[Supplied material start]
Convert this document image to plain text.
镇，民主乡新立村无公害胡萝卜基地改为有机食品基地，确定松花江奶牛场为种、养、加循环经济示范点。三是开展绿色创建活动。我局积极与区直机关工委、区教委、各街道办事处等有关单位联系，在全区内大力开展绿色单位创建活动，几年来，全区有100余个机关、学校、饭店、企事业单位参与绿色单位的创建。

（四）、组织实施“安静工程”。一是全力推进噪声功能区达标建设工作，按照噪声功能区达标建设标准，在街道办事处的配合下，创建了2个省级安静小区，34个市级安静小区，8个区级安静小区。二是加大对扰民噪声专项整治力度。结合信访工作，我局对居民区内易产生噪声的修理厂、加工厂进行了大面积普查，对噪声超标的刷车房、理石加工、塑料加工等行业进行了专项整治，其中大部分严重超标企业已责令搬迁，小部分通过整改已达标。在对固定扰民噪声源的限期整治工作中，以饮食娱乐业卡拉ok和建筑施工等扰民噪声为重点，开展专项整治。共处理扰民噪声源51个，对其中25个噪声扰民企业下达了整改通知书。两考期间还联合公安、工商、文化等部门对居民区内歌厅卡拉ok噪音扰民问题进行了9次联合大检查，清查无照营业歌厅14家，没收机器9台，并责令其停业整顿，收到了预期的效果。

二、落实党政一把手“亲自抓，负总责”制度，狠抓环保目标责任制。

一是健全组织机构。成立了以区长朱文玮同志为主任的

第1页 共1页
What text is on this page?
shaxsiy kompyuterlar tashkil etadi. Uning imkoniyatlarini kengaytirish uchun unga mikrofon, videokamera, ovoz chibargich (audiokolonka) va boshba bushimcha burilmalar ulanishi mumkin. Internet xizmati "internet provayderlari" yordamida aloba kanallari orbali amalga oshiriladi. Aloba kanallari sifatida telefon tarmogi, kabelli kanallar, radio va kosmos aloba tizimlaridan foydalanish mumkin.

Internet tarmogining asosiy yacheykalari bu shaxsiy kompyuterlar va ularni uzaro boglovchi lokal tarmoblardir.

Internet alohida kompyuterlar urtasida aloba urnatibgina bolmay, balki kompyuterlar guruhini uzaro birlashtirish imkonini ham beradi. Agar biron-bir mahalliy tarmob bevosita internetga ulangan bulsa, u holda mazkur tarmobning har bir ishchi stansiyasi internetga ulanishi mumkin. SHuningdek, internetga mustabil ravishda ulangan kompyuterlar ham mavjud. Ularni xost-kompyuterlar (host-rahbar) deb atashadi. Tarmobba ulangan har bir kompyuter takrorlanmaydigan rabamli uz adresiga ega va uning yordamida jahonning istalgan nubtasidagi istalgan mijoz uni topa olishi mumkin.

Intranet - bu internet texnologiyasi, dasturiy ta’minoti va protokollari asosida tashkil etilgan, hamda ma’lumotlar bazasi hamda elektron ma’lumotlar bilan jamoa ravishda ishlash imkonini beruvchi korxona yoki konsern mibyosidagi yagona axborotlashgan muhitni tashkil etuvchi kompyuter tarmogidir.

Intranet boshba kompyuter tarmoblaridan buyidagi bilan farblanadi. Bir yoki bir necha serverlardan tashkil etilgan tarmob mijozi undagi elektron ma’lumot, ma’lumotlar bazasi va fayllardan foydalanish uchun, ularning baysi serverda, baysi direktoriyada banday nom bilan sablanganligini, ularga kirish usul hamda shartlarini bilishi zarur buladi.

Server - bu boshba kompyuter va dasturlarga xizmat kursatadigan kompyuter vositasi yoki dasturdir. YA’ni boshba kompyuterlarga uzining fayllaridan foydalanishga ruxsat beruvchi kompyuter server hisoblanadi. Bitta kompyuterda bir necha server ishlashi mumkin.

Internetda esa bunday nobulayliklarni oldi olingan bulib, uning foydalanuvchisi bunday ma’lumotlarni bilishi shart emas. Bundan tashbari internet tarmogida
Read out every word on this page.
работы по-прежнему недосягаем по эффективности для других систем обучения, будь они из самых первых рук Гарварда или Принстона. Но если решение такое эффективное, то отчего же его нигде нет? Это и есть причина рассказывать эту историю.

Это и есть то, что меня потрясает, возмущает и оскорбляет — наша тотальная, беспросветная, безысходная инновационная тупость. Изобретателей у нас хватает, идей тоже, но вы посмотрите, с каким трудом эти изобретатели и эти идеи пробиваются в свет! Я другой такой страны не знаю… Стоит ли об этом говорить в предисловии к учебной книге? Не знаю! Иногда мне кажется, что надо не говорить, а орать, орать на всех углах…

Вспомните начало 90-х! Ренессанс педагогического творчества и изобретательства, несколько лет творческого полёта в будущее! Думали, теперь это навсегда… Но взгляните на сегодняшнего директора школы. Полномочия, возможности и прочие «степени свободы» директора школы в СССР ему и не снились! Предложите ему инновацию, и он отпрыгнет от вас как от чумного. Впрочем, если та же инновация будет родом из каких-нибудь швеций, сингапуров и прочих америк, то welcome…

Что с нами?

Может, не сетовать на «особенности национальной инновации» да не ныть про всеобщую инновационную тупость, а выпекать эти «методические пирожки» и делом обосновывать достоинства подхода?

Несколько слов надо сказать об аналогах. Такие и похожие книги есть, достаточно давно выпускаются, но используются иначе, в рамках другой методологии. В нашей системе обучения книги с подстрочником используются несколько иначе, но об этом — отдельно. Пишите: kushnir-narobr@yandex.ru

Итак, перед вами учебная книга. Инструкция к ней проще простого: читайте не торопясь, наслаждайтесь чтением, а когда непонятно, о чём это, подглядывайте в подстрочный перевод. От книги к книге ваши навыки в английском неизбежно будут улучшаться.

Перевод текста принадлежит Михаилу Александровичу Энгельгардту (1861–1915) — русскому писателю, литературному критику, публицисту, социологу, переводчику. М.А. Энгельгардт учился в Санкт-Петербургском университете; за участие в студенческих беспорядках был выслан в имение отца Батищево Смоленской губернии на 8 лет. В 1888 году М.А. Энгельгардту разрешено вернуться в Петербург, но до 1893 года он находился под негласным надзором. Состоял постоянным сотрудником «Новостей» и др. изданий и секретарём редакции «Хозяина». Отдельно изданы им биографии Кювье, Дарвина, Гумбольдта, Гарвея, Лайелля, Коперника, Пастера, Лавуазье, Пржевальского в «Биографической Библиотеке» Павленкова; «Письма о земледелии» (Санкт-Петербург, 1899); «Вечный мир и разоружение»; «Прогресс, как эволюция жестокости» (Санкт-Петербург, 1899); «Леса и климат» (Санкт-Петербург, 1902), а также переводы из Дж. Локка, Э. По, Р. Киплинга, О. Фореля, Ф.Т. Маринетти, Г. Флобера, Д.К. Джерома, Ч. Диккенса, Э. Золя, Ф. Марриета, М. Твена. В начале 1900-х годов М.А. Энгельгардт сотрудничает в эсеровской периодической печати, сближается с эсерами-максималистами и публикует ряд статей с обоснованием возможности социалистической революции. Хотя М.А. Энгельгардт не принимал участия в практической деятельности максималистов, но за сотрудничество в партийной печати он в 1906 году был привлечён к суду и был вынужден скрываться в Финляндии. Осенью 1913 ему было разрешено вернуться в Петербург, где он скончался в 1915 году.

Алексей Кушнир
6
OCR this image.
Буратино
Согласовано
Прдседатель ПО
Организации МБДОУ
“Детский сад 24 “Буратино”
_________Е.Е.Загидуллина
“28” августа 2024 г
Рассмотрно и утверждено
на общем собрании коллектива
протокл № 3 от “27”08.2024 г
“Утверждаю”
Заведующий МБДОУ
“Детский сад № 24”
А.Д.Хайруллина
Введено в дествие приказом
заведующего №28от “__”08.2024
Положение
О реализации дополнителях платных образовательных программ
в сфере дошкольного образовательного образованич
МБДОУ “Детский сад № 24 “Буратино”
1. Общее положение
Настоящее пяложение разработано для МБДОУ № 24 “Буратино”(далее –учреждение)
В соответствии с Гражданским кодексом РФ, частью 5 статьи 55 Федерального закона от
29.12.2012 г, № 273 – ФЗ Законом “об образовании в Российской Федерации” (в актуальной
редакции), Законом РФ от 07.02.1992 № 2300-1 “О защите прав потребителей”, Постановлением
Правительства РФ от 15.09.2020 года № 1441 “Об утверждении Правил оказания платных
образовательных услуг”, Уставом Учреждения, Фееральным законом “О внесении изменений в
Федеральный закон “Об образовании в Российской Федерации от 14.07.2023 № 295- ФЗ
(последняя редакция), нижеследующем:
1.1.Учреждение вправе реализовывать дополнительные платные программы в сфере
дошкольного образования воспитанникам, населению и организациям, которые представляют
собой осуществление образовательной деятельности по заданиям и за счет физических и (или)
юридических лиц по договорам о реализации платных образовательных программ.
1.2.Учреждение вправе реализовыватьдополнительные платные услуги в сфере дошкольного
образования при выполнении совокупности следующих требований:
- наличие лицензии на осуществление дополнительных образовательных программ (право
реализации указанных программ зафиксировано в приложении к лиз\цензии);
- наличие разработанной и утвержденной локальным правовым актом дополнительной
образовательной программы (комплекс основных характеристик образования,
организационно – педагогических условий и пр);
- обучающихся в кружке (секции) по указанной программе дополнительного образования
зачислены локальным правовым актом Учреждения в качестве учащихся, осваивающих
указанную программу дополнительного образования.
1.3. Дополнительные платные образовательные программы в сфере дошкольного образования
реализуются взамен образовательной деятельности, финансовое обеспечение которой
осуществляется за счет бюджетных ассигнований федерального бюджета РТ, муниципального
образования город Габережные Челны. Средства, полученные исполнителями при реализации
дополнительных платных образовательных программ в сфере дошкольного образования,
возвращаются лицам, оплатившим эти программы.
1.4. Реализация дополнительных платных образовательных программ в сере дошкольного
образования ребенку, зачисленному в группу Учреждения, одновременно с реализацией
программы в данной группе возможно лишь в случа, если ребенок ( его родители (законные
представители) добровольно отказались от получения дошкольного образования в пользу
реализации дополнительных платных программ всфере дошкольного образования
[Supplied material end]
> Stated problem
From the entries above, list each line with "вправе" in it.

> Solution to the problem
1.1.Учреждение вправе реализовывать дополнительные платные программы в сфере
1.2.Учреждение вправе реализовыватьдополнительные платные услуги в сфере дошкольного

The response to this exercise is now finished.